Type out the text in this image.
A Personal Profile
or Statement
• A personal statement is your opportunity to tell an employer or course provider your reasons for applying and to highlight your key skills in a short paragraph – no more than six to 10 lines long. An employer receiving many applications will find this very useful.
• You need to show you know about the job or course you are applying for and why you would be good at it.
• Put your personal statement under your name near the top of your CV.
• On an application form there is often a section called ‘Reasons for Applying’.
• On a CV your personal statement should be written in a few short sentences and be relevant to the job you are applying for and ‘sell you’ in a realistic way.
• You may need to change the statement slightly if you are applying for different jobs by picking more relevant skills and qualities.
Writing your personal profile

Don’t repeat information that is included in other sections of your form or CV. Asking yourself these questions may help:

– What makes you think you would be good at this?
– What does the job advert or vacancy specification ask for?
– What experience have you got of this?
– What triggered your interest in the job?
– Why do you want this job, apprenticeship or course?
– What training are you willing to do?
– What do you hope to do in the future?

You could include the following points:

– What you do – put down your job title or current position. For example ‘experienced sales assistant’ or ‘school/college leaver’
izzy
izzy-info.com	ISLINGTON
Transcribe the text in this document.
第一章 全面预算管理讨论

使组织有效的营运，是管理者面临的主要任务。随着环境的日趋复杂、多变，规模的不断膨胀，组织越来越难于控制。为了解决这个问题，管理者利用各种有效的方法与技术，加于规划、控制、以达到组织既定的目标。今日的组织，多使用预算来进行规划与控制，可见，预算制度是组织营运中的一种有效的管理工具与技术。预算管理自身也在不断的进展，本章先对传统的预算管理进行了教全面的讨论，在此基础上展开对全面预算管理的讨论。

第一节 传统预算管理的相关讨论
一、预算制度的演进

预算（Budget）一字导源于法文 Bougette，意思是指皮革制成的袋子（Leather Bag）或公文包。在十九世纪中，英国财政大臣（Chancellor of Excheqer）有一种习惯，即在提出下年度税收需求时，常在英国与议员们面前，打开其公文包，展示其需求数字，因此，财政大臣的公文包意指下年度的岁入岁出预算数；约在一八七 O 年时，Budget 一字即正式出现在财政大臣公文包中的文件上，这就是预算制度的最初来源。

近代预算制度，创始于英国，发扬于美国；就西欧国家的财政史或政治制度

==================================================

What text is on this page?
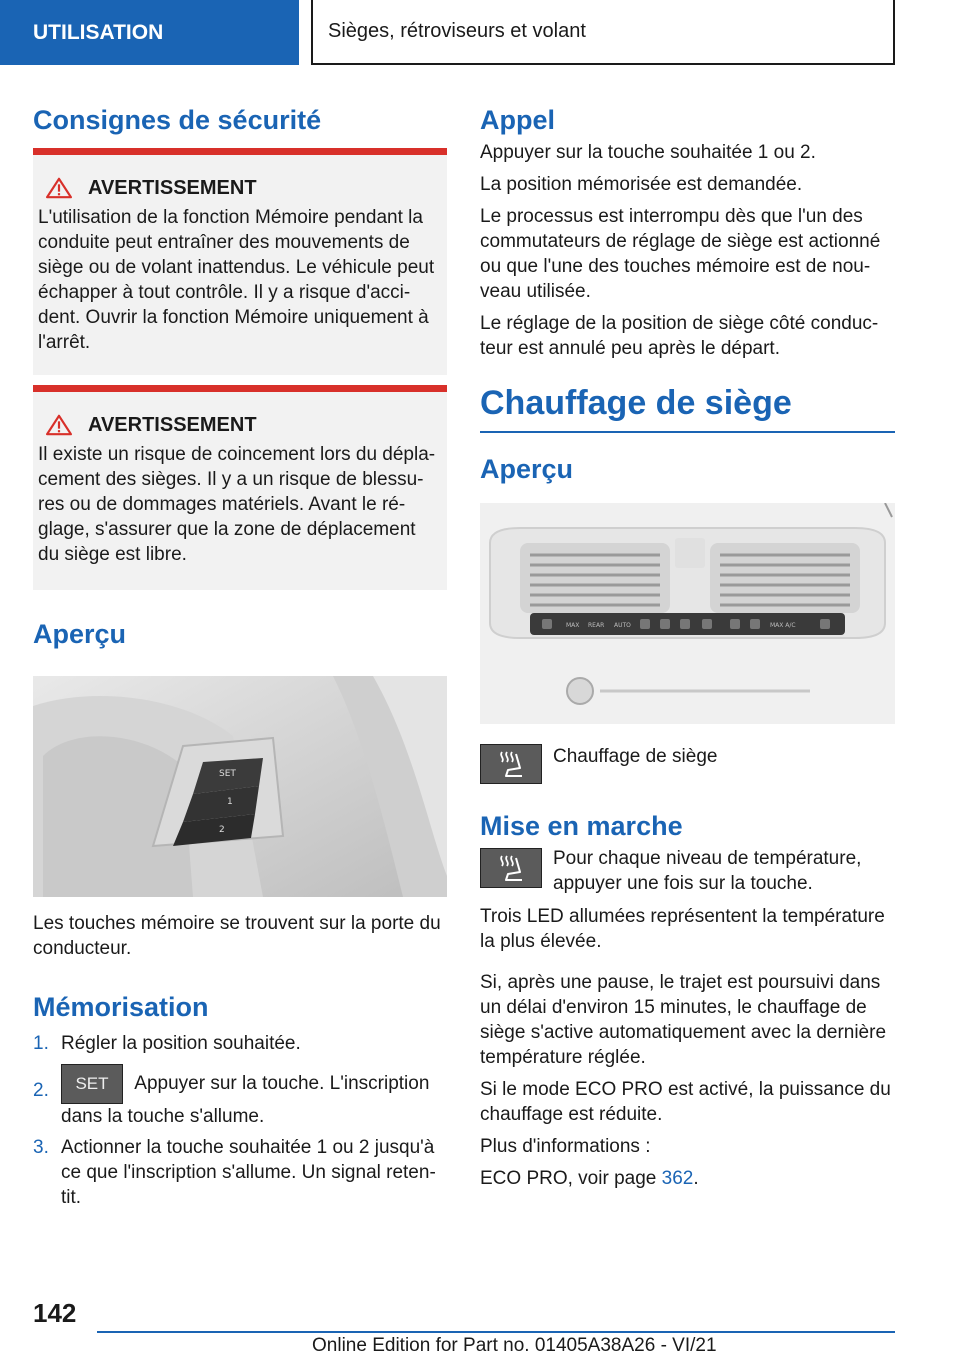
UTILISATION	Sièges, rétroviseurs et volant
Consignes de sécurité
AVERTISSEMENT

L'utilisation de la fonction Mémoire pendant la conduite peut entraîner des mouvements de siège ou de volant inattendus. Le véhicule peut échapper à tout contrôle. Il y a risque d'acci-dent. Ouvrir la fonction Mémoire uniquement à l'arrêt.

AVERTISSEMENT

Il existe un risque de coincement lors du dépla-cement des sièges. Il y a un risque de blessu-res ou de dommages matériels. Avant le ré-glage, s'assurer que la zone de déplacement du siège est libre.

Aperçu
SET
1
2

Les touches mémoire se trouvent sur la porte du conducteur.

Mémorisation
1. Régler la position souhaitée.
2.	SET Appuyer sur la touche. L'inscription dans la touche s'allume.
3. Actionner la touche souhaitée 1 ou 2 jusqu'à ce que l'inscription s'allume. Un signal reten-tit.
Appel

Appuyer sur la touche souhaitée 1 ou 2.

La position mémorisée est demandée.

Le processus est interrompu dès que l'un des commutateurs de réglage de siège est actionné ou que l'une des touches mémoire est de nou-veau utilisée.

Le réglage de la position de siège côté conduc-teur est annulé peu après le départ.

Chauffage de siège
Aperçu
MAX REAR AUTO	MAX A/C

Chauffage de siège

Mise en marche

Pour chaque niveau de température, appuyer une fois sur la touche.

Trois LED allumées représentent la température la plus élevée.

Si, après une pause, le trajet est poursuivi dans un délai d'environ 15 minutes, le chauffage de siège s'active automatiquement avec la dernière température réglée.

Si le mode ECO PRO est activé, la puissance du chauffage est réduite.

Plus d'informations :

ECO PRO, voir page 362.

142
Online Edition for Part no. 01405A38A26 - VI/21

==================================================

— WHAT YOU ARE ASKED TO DO —
Go through the listing above and return every line where the word "this" occurs.

— EXERCISE RESPONSE —
Type out the text in this image.
• A personal statement is your opportunity to tell an employer or course provider your reasons for applying and to highlight your key skills in a short paragraph – no more than six to 10 lines long. An employer receiving many applications will find this very useful.
– What makes you think you would be good at this?
– What experience have you got of this?
– Why do you want this job, apprenticeship or course?
Transcribe the text in this document.
What text is on this page?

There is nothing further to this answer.